* [REQUIREMENTS]
All of the material should be reproduced exactly, with pictures left out.

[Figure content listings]
** BEGIN **
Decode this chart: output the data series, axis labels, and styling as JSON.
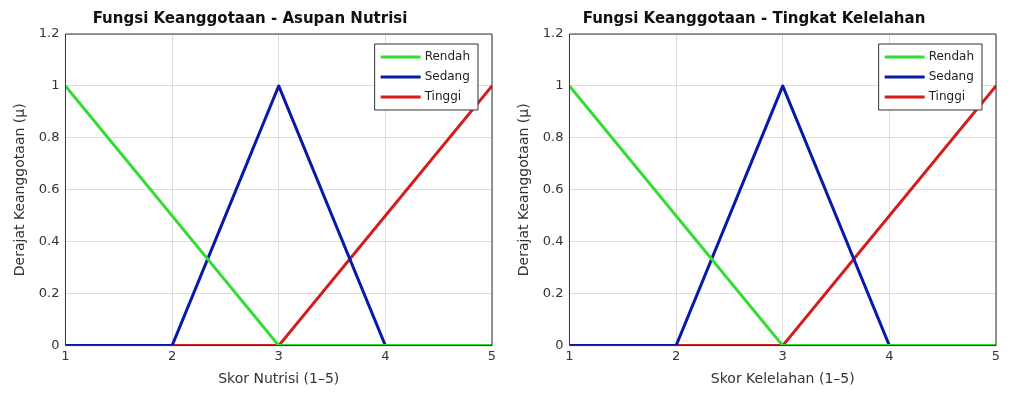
{
  "chart_data": [
    {
      "type": "line",
      "title": "Fungsi Keanggotaan - Asupan Nutrisi",
      "xlabel": "Skor Nutrisi (1–5)",
      "ylabel": "Derajat Keanggotaan (μ)",
      "xlim": [
        1,
        5
      ],
      "xticks": [
        1,
        2,
        3,
        4,
        5
      ],
      "ylim": [
        0,
        1.2
      ],
      "yticks": [
        0,
        0.2,
        0.4,
        0.6,
        0.8,
        1,
        1.2
      ],
      "grid": true,
      "legend": "top right",
      "line_style": "solid",
      "marker": "none",
      "series": [
        {
          "name": "Rendah",
          "color": "#33dd33",
          "x": [
            1,
            3,
            5
          ],
          "values": [
            1,
            0,
            0
          ]
        },
        {
          "name": "Sedang",
          "color": "#0a1aa8",
          "x": [
            1,
            2,
            3,
            4,
            5
          ],
          "values": [
            0,
            0,
            1,
            0,
            0
          ]
        },
        {
          "name": "Tinggi",
          "color": "#d41c1c",
          "x": [
            1,
            3,
            5
          ],
          "values": [
            0,
            0,
            1
          ]
        }
      ]
    },
    {
      "type": "line",
      "title": "Fungsi Keanggotaan - Tingkat Kelelahan",
      "xlabel": "Skor Kelelahan (1–5)",
      "ylabel": "Derajat Keanggotaan (μ)",
      "xlim": [
        1,
        5
      ],
      "xticks": [
        1,
        2,
        3,
        4,
        5
      ],
      "ylim": [
        0,
        1.2
      ],
      "yticks": [
        0,
        0.2,
        0.4,
        0.6,
        0.8,
        1,
        1.2
      ],
      "grid": true,
      "legend": "top right",
      "line_style": "solid",
      "marker": "none",
      "series": [
        {
          "name": "Rendah",
          "color": "#33dd33",
          "x": [
            1,
            3,
            5
          ],
          "values": [
            1,
            0,
            0
          ]
        },
        {
          "name": "Sedang",
          "color": "#0a1aa8",
          "x": [
            1,
            2,
            3,
            4,
            5
          ],
          "values": [
            0,
            0,
            1,
            0,
            0
          ]
        },
        {
          "name": "Tinggi",
          "color": "#d41c1c",
          "x": [
            1,
            3,
            5
          ],
          "values": [
            0,
            0,
            1
          ]
        }
      ]
    }
  ]
}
** END **
* [THE RESPONSE]
Decode this chart: output the data series, axis labels, and styling as JSON.
{
  "chart_data": [
    {
      "type": "line",
      "title": "Fungsi Keanggotaan - Asupan Nutrisi",
      "xlabel": "Skor Nutrisi (1–5)",
      "ylabel": "Derajat Keanggotaan (μ)",
      "xlim": [
        1,
        5
      ],
      "xticks": [
        1,
        2,
        3,
        4,
        5
      ],
      "ylim": [
        0,
        1.2
      ],
      "yticks": [
        0,
        0.2,
        0.4,
        0.6,
        0.8,
        1,
        1.2
      ],
      "grid": true,
      "legend": "top right",
      "line_style": "solid",
      "marker": "none",
      "series": [
        {
          "name": "Rendah",
          "color": "#33dd33",
          "x": [
            1,
            3,
            5
          ],
          "values": [
            1,
            0,
            0
          ]
        },
        {
          "name": "Sedang",
          "color": "#0a1aa8",
          "x": [
            1,
            2,
            3,
            4,
            5
          ],
          "values": [
            0,
            0,
            1,
            0,
            0
          ]
        },
        {
          "name": "Tinggi",
          "color": "#d41c1c",
          "x": [
            1,
            3,
            5
          ],
          "values": [
            0,
            0,
            1
          ]
        }
      ]
    },
    {
      "type": "line",
      "title": "Fungsi Keanggotaan - Tingkat Kelelahan",
      "xlabel": "Skor Kelelahan (1–5)",
      "ylabel": "Derajat Keanggotaan (μ)",
      "xlim": [
        1,
        5
      ],
      "xticks": [
        1,
        2,
        3,
        4,
        5
      ],
      "ylim": [
        0,
        1.2
      ],
      "yticks": [
        0,
        0.2,
        0.4,
        0.6,
        0.8,
        1,
        1.2
      ],
      "grid": true,
      "legend": "top right",
      "line_style": "solid",
      "marker": "none",
      "series": [
        {
          "name": "Rendah",
          "color": "#33dd33",
          "x": [
            1,
            3,
            5
          ],
          "values": [
            1,
            0,
            0
          ]
        },
        {
          "name": "Sedang",
          "color": "#0a1aa8",
          "x": [
            1,
            2,
            3,
            4,
            5
          ],
          "values": [
            0,
            0,
            1,
            0,
            0
          ]
        },
        {
          "name": "Tinggi",
          "color": "#d41c1c",
          "x": [
            1,
            3,
            5
          ],
          "values": [
            0,
            0,
            1
          ]
        }
      ]
    }
  ]
}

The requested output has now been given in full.